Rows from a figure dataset
____________________
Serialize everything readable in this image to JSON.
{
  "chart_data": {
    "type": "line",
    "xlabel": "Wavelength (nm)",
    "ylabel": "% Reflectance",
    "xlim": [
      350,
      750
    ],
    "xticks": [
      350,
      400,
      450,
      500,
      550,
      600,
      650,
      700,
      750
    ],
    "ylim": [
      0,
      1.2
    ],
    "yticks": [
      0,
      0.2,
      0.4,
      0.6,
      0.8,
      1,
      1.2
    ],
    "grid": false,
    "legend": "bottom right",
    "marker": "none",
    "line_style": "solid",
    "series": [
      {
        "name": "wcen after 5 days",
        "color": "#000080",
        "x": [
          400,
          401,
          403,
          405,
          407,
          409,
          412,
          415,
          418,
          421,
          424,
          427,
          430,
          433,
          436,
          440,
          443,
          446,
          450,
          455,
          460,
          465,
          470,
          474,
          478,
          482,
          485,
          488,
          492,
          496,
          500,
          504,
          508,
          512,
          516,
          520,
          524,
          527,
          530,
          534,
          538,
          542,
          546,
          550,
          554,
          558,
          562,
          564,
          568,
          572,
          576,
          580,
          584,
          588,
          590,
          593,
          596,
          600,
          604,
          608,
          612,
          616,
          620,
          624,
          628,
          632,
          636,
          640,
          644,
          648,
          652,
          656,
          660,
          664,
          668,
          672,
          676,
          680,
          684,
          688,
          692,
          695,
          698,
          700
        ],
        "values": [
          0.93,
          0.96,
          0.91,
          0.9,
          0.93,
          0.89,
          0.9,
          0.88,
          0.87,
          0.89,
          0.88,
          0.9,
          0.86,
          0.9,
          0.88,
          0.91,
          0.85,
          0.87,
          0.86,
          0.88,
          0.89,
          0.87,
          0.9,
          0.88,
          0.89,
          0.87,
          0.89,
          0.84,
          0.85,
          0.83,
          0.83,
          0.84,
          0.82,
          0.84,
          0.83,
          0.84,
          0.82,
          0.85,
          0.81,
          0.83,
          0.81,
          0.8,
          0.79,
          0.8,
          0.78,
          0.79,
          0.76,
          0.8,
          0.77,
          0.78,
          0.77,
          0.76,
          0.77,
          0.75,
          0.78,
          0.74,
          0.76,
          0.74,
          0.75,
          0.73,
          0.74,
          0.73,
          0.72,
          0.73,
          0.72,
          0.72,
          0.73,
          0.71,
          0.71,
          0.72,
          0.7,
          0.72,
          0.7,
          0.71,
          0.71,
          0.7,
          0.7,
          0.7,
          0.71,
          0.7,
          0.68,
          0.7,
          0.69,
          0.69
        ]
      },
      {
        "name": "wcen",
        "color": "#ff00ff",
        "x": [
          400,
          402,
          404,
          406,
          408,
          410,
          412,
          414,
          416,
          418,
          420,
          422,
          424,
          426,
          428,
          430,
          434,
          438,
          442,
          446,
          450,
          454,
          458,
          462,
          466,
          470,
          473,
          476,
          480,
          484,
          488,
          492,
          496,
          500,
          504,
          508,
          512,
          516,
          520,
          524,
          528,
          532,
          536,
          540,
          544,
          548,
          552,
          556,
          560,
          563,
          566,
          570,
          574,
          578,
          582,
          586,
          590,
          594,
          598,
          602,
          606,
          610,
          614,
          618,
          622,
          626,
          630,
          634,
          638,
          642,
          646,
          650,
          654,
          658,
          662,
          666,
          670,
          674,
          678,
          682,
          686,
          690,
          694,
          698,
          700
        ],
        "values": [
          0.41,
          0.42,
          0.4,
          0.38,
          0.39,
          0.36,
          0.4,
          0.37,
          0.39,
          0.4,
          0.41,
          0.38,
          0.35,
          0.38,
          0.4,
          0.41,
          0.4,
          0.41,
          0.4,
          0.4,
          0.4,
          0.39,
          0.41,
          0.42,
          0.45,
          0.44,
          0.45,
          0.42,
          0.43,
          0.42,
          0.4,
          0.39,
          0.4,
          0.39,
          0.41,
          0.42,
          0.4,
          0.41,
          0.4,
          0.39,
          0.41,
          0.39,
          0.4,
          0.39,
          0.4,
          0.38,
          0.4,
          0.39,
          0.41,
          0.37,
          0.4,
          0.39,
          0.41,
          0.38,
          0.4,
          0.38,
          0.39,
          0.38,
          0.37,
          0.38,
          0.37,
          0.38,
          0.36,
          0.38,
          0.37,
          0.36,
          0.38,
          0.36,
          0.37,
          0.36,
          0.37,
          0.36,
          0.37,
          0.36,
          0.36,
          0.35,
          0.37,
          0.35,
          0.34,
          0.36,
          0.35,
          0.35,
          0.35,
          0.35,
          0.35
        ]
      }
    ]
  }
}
____________________
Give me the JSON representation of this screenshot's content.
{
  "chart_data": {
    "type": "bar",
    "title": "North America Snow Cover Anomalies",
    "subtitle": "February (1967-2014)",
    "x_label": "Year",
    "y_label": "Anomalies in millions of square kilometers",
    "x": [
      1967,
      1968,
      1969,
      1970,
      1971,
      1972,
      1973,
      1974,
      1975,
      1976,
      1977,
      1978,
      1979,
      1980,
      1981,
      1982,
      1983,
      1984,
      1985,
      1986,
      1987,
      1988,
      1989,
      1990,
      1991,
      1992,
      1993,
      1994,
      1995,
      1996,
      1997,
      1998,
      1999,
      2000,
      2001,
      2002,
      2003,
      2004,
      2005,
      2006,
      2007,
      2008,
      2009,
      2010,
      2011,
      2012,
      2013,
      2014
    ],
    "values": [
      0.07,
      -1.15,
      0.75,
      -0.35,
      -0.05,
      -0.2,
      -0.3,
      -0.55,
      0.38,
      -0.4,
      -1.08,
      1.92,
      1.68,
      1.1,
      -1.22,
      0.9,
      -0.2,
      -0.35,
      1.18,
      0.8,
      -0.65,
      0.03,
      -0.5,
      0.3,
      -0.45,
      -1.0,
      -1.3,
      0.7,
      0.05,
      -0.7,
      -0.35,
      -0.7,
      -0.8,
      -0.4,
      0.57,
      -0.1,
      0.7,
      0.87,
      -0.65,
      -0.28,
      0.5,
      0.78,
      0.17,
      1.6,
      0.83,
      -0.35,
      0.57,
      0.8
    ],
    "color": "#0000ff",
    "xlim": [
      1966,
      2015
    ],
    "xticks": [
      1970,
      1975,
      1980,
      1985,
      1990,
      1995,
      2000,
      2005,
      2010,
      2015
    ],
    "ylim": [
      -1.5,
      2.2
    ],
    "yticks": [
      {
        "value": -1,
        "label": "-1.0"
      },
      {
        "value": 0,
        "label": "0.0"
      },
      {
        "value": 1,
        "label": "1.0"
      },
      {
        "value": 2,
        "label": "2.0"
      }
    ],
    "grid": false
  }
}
____________________
### What is required:
Copy each line above containing the string "JSON".

### Exercise result:
Serialize everything readable in this image to JSON.
Give me the JSON representation of this screenshot's content.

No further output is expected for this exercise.